** start of Records provided **

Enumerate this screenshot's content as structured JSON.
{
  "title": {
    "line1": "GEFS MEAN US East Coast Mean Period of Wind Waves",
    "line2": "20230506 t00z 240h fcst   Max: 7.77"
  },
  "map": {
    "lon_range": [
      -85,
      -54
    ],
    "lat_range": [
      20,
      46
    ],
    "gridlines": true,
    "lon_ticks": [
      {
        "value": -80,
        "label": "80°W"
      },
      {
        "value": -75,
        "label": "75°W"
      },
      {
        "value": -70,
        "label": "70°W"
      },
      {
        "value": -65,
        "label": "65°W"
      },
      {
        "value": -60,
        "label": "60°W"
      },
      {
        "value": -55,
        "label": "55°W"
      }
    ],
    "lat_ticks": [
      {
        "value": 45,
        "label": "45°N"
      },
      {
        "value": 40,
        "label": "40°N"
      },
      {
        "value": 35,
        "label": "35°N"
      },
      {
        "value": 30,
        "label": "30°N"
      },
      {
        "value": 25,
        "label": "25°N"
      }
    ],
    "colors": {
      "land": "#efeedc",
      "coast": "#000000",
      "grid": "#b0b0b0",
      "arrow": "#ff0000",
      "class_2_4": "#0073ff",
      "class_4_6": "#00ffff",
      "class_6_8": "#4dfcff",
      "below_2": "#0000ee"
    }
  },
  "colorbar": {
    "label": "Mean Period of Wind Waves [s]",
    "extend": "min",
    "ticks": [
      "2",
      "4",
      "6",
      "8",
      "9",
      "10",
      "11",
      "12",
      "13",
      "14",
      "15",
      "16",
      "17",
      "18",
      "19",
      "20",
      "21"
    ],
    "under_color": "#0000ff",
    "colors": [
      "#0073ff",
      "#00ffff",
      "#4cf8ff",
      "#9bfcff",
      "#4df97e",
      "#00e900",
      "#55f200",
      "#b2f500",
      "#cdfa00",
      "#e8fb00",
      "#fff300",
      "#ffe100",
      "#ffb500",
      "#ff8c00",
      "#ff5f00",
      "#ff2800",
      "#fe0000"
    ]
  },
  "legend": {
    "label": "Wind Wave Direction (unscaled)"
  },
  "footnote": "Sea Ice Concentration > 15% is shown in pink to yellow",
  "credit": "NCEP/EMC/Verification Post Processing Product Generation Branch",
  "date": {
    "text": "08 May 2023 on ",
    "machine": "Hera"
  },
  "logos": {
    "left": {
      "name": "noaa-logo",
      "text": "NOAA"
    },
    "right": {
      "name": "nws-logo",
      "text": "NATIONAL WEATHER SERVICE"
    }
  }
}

** end of Records provided **

** Written exercise **
Tally up how many lines in the preceding listing contain the word "Period". Give nothing but the number.

** Answer to the task **
2